The request: Repeat the whole of the data, keeping every detail the same.

------ Listed entries

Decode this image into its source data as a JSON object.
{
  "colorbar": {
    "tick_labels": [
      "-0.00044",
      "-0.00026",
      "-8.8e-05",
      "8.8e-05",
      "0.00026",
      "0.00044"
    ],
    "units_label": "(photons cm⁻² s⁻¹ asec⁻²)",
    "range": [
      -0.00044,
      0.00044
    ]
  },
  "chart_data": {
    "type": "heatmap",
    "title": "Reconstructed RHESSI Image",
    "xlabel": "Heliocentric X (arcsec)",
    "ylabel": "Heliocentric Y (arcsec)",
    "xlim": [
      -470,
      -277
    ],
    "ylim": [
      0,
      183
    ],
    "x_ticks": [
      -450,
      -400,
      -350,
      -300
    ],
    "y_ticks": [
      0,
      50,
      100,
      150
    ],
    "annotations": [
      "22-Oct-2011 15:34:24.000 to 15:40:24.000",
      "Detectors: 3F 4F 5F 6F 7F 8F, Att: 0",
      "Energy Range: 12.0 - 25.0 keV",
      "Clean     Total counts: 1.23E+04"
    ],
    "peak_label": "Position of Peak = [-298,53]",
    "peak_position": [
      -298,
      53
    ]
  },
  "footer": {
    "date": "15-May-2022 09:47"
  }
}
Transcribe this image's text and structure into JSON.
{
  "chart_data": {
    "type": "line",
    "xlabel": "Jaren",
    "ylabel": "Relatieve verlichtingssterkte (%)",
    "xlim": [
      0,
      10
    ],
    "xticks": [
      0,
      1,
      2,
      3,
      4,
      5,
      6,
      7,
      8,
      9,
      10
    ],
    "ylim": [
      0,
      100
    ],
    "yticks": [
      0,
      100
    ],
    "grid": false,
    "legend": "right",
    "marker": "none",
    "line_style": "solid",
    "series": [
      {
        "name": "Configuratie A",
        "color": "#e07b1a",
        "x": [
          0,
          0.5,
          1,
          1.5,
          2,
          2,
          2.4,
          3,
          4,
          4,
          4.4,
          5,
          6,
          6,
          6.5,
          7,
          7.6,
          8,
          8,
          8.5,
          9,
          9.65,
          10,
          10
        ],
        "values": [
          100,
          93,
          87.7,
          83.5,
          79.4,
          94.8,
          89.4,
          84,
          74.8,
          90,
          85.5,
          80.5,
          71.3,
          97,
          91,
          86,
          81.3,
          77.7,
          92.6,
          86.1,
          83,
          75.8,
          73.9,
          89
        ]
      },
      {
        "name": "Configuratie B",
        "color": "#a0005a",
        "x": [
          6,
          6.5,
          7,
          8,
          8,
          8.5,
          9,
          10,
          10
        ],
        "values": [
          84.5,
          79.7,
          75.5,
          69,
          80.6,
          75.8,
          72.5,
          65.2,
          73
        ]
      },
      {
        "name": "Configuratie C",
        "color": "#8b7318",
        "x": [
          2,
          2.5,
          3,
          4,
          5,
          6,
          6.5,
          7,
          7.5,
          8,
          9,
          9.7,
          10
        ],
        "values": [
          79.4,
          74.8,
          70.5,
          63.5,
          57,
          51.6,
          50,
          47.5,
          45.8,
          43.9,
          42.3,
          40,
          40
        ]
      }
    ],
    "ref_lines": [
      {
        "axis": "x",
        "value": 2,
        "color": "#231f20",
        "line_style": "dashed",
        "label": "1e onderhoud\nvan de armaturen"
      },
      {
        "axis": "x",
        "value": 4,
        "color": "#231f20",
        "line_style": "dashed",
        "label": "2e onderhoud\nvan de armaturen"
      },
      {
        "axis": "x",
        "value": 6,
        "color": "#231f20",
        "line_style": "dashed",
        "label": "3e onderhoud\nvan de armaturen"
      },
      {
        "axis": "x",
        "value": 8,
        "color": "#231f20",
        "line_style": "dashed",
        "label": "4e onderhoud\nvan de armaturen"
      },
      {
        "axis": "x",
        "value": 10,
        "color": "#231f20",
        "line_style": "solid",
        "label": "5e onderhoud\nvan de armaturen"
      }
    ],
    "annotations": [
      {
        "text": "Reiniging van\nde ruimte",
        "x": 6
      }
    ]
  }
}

------------

Solution to this task:
Decode this image into its source data as a JSON object.
{
  "colorbar": {
    "tick_labels": [
      "-0.00044",
      "-0.00026",
      "-8.8e-05",
      "8.8e-05",
      "0.00026",
      "0.00044"
    ],
    "units_label": "(photons cm⁻² s⁻¹ asec⁻²)",
    "range": [
      -0.00044,
      0.00044
    ]
  },
  "chart_data": {
    "type": "heatmap",
    "title": "Reconstructed RHESSI Image",
    "xlabel": "Heliocentric X (arcsec)",
    "ylabel": "Heliocentric Y (arcsec)",
    "xlim": [
      -470,
      -277
    ],
    "ylim": [
      0,
      183
    ],
    "x_ticks": [
      -450,
      -400,
      -350,
      -300
    ],
    "y_ticks": [
      0,
      50,
      100,
      150
    ],
    "annotations": [
      "22-Oct-2011 15:34:24.000 to 15:40:24.000",
      "Detectors: 3F 4F 5F 6F 7F 8F, Att: 0",
      "Energy Range: 12.0 - 25.0 keV",
      "Clean     Total counts: 1.23E+04"
    ],
    "peak_label": "Position of Peak = [-298,53]",
    "peak_position": [
      -298,
      53
    ]
  },
  "footer": {
    "date": "15-May-2022 09:47"
  }
}
Transcribe this image's text and structure into JSON.
{
  "chart_data": {
    "type": "line",
    "xlabel": "Jaren",
    "ylabel": "Relatieve verlichtingssterkte (%)",
    "xlim": [
      0,
      10
    ],
    "xticks": [
      0,
      1,
      2,
      3,
      4,
      5,
      6,
      7,
      8,
      9,
      10
    ],
    "ylim": [
      0,
      100
    ],
    "yticks": [
      0,
      100
    ],
    "grid": false,
    "legend": "right",
    "marker": "none",
    "line_style": "solid",
    "series": [
      {
        "name": "Configuratie A",
        "color": "#e07b1a",
        "x": [
          0,
          0.5,
          1,
          1.5,
          2,
          2,
          2.4,
          3,
          4,
          4,
          4.4,
          5,
          6,
          6,
          6.5,
          7,
          7.6,
          8,
          8,
          8.5,
          9,
          9.65,
          10,
          10
        ],
        "values": [
          100,
          93,
          87.7,
          83.5,
          79.4,
          94.8,
          89.4,
          84,
          74.8,
          90,
          85.5,
          80.5,
          71.3,
          97,
          91,
          86,
          81.3,
          77.7,
          92.6,
          86.1,
          83,
          75.8,
          73.9,
          89
        ]
      },
      {
        "name": "Configuratie B",
        "color": "#a0005a",
        "x": [
          6,
          6.5,
          7,
          8,
          8,
          8.5,
          9,
          10,
          10
        ],
        "values": [
          84.5,
          79.7,
          75.5,
          69,
          80.6,
          75.8,
          72.5,
          65.2,
          73
        ]
      },
      {
        "name": "Configuratie C",
        "color": "#8b7318",
        "x": [
          2,
          2.5,
          3,
          4,
          5,
          6,
          6.5,
          7,
          7.5,
          8,
          9,
          9.7,
          10
        ],
        "values": [
          79.4,
          74.8,
          70.5,
          63.5,
          57,
          51.6,
          50,
          47.5,
          45.8,
          43.9,
          42.3,
          40,
          40
        ]
      }
    ],
    "ref_lines": [
      {
        "axis": "x",
        "value": 2,
        "color": "#231f20",
        "line_style": "dashed",
        "label": "1e onderhoud\nvan de armaturen"
      },
      {
        "axis": "x",
        "value": 4,
        "color": "#231f20",
        "line_style": "dashed",
        "label": "2e onderhoud\nvan de armaturen"
      },
      {
        "axis": "x",
        "value": 6,
        "color": "#231f20",
        "line_style": "dashed",
        "label": "3e onderhoud\nvan de armaturen"
      },
      {
        "axis": "x",
        "value": 8,
        "color": "#231f20",
        "line_style": "dashed",
        "label": "4e onderhoud\nvan de armaturen"
      },
      {
        "axis": "x",
        "value": 10,
        "color": "#231f20",
        "line_style": "solid",
        "label": "5e onderhoud\nvan de armaturen"
      }
    ],
    "annotations": [
      {
        "text": "Reiniging van\nde ruimte",
        "x": 6
      }
    ]
  }
}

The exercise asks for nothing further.